* Exercise task:
Each entry below should be echoed exactly, with pictures omitted.
━━━━━━━━━━
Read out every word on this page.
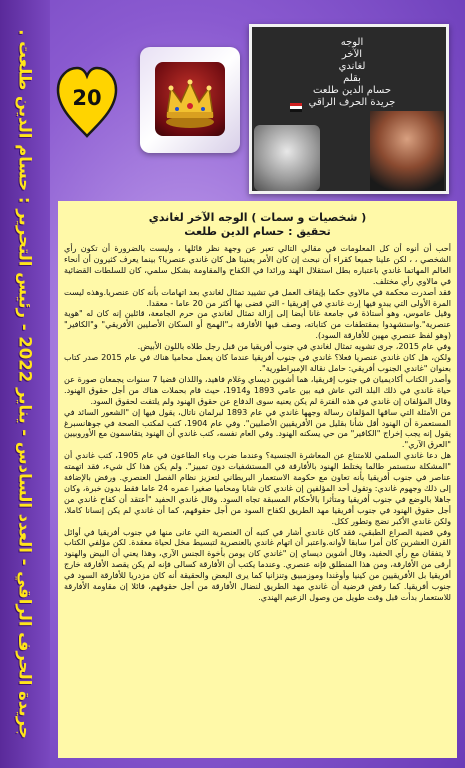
جريدة الحرف الراقي - العدد السادس - يناير 2022 - رئيس التحرير : حسام الدين طلعت .
20
الوجه
الآخر
لغاندي
بقلم
حسام الدين طلعت
جريدة الحرف الراقي
( شخصيات و سمات ) الوجه الآخر لغاندي
تحقيق : حسام الدين طلعت

أحب أن أنوه أن كل المعلومات في مقالي التالي تعبر عن وجهة نظر قائلها ، وليست بالضرورة أن تكون رأي الشخصي ، ، لكن علينا جميعا كقراء أن نبحث إن كان الأمر يعنينا هل كان غاندي عنصريا؟ بينما يعرف كثيرون أن أنحاء العالم المهاتما غاندي باعتباره بطل استقلال الهند ورائدا في الكفاح والمقاومة بشكل سلمي، كان للسلطات القضائية في مالاوي رأي مختلف.

فقد أصدرت محكمة في مالاوي حكما بإيقاف العمل في تشييد تمثال لغاندي بعد اتهامات بأنه كان عنصريا.وهذه ليست المرة الأولى التي يبدو فيها إرث غاندي في إفريقيا - التي قضى بها أكثر من 20 عاما - معقدا.

وقيل عاموس، وهو أستاذة في جامعة غانا أيضا إلى إزالة تمثال لغاندي من حرم الجامعة، قائلين إنه كان له "هوية عنصرية".واستشهدوا بمقتطفات من كتاباته، وصف فيها الأفارقة بـ"الهمج أو السكان الأصليين الأفريقي" و"الكافير" (وهو لفظ عنصري مهين للأفارقة السود).

وفي عام 2015، جرى تشويه تمثال لغاندي في جنوب أفريقيا من قبل رجل طلاه باللون الأبيض.

ولكن، هل كان غاندي عنصريا فعلا؟ غاندي في جنوب أفريقيا عندما كان يعمل محاميا هناك في عام 2015 صدر كتاب بعنوان "غاندي الجنوب أفريقي: حامل نقالة الإمبراطورية".

وأصدر الكتاب أكاديميان في جنوب إفريقيا، هما أشوين ديساي وغلام فاهيد، واللذان قضيا 7 سنوات يجمعان صورة عن حياة غاندي في ذلك البلد التي عاش فيه بين عامي 1893 و1914، حيث قام بحملات هناك من أجل حقوق الهنود. وقال المؤلفان إن غاندي في هذه الفترة لم يكن يعنيه سوى الدفاع عن حقوق الهنود ولم يلتفت لحقوق السود.

من الأمثلة التي ساقها المؤلفان رسالة وجهها غاندي في عام 1893 لبرلمان ناتال، يقول فيها إن "الشعور السائد في المستعمرة أن الهنود أقل شأنا بقليل من الأفريقيين الأصليين". وفي عام 1904، كتب لمكتب الصحة في جوهانسبرغ يقول إنه يجب إخراج "الكافير" من حي يسكنه الهنود. وفي العام نفسه، كتب غاندي أن الهنود يتقاسمون مع الأوروبيين "العرق الآري".

هل دعا غاندي السلمي للامتناع عن المعاشرة الجنسية؟ وعندما ضرب وباء الطاعون في عام 1905، كتب غاندي أن "المشكلة ستستمر طالما يختلط الهنود بالأفارقة في المستشفيات دون تمييز". ولم يكن هذا كل شيء، فقد اتهمته عناصر في جنوب أفريقيا بأنه تعاون مع حكومة الاستعمار البريطاني لتعزيز نظام الفصل العنصري. ورفض بالإضافة إلى ذلك وجهوم غاندي: وتقول أحد المؤلفين إن غاندي كان شابا ومحاميا صغيرا عمره 24 عاما فقط بدون خبرة، وكان جاهلا بالوضع في جنوب أفريقيا ومتأثرا بالأحكام المسبقة تجاه السود. وقال غاندي الحفيد "أعتقد أن كفاح غاندي من أجل حقوق الهنود في جنوب أفريقيا مهد الطريق لكفاح السود من أجل حقوقهم، كما أن غاندي لم يكن إنسانا كاملا، ولكن غاندي الأكبر نضج وتطور ككل.

وفي قضية الصراع الطبقي، فقد كان غاندي أشار في كتبه أن العنصرية التي عانى منها في جنوب أفريقيا في أوائل القرن العشرين كان أمرا سابقا لأوانه.واعتبر أن اتهام غاندي بالعنصرية لتبسيط مخل لحياة معقدة. لكن مؤلفي الكتاب لا يتفقان مع رأي الحفيد، وقال أشوين ديساي إن "غاندي كان يومن بأخوة الجنس الآري، وهذا يعني أن البيض والهنود أرقى من الأفارقة، ومن هذا المنطلق فإنه عنصري. وعندما يكتب أن الأفارقة كسالى فإنه لم يكن يقصد الأفارقة خارج أفريقيا بل الأفريقيين من كينيا وأوغندا وموزمبيق وتنزانيا كما يرى البعض والحقيقة أنه كان مزدريا للأفارقة السود في جنوب أفريقيا. كما رفض فرضية أن غاندي مهد الطريق لنضال الأفارقة من أجل حقوقهم، قائلا إن مقاومة الأفارقة للاستعمار بدأت قبل وقت طويل من وصول الزعيم الهندي.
━━━━━━━━━━
* Correct answer:
Read out every word on this page.
جريدة الحرف الراقي - العدد السادس - يناير 2022 - رئيس التحرير : حسام الدين طلعت .
20
الوجه
الآخر
لغاندي
بقلم
حسام الدين طلعت
جريدة الحرف الراقي
( شخصيات و سمات ) الوجه الآخر لغاندي
تحقيق : حسام الدين طلعت

أحب أن أنوه أن كل المعلومات في مقالي التالي تعبر عن وجهة نظر قائلها ، وليست بالضرورة أن تكون رأي الشخصي ، ، لكن علينا جميعا كقراء أن نبحث إن كان الأمر يعنينا هل كان غاندي عنصريا؟ بينما يعرف كثيرون أن أنحاء العالم المهاتما غاندي باعتباره بطل استقلال الهند ورائدا في الكفاح والمقاومة بشكل سلمي، كان للسلطات القضائية في مالاوي رأي مختلف.

فقد أصدرت محكمة في مالاوي حكما بإيقاف العمل في تشييد تمثال لغاندي بعد اتهامات بأنه كان عنصريا.وهذه ليست المرة الأولى التي يبدو فيها إرث غاندي في إفريقيا - التي قضى بها أكثر من 20 عاما - معقدا.

وقيل عاموس، وهو أستاذة في جامعة غانا أيضا إلى إزالة تمثال لغاندي من حرم الجامعة، قائلين إنه كان له "هوية عنصرية".واستشهدوا بمقتطفات من كتاباته، وصف فيها الأفارقة بـ"الهمج أو السكان الأصليين الأفريقي" و"الكافير" (وهو لفظ عنصري مهين للأفارقة السود).

وفي عام 2015، جرى تشويه تمثال لغاندي في جنوب أفريقيا من قبل رجل طلاه باللون الأبيض.

ولكن، هل كان غاندي عنصريا فعلا؟ غاندي في جنوب أفريقيا عندما كان يعمل محاميا هناك في عام 2015 صدر كتاب بعنوان "غاندي الجنوب أفريقي: حامل نقالة الإمبراطورية".

وأصدر الكتاب أكاديميان في جنوب إفريقيا، هما أشوين ديساي وغلام فاهيد، واللذان قضيا 7 سنوات يجمعان صورة عن حياة غاندي في ذلك البلد التي عاش فيه بين عامي 1893 و1914، حيث قام بحملات هناك من أجل حقوق الهنود. وقال المؤلفان إن غاندي في هذه الفترة لم يكن يعنيه سوى الدفاع عن حقوق الهنود ولم يلتفت لحقوق السود.

من الأمثلة التي ساقها المؤلفان رسالة وجهها غاندي في عام 1893 لبرلمان ناتال، يقول فيها إن "الشعور السائد في المستعمرة أن الهنود أقل شأنا بقليل من الأفريقيين الأصليين". وفي عام 1904، كتب لمكتب الصحة في جوهانسبرغ يقول إنه يجب إخراج "الكافير" من حي يسكنه الهنود. وفي العام نفسه، كتب غاندي أن الهنود يتقاسمون مع الأوروبيين "العرق الآري".

هل دعا غاندي السلمي للامتناع عن المعاشرة الجنسية؟ وعندما ضرب وباء الطاعون في عام 1905، كتب غاندي أن "المشكلة ستستمر طالما يختلط الهنود بالأفارقة في المستشفيات دون تمييز". ولم يكن هذا كل شيء، فقد اتهمته عناصر في جنوب أفريقيا بأنه تعاون مع حكومة الاستعمار البريطاني لتعزيز نظام الفصل العنصري. ورفض بالإضافة إلى ذلك وجهوم غاندي: وتقول أحد المؤلفين إن غاندي كان شابا ومحاميا صغيرا عمره 24 عاما فقط بدون خبرة، وكان جاهلا بالوضع في جنوب أفريقيا ومتأثرا بالأحكام المسبقة تجاه السود. وقال غاندي الحفيد "أعتقد أن كفاح غاندي من أجل حقوق الهنود في جنوب أفريقيا مهد الطريق لكفاح السود من أجل حقوقهم، كما أن غاندي لم يكن إنسانا كاملا، ولكن غاندي الأكبر نضج وتطور ككل.

وفي قضية الصراع الطبقي، فقد كان غاندي أشار في كتبه أن العنصرية التي عانى منها في جنوب أفريقيا في أوائل القرن العشرين كان أمرا سابقا لأوانه.واعتبر أن اتهام غاندي بالعنصرية لتبسيط مخل لحياة معقدة. لكن مؤلفي الكتاب لا يتفقان مع رأي الحفيد، وقال أشوين ديساي إن "غاندي كان يومن بأخوة الجنس الآري، وهذا يعني أن البيض والهنود أرقى من الأفارقة، ومن هذا المنطلق فإنه عنصري. وعندما يكتب أن الأفارقة كسالى فإنه لم يكن يقصد الأفارقة خارج أفريقيا بل الأفريقيين من كينيا وأوغندا وموزمبيق وتنزانيا كما يرى البعض والحقيقة أنه كان مزدريا للأفارقة السود في جنوب أفريقيا. كما رفض فرضية أن غاندي مهد الطريق لنضال الأفارقة من أجل حقوقهم، قائلا إن مقاومة الأفارقة للاستعمار بدأت قبل وقت طويل من وصول الزعيم الهندي.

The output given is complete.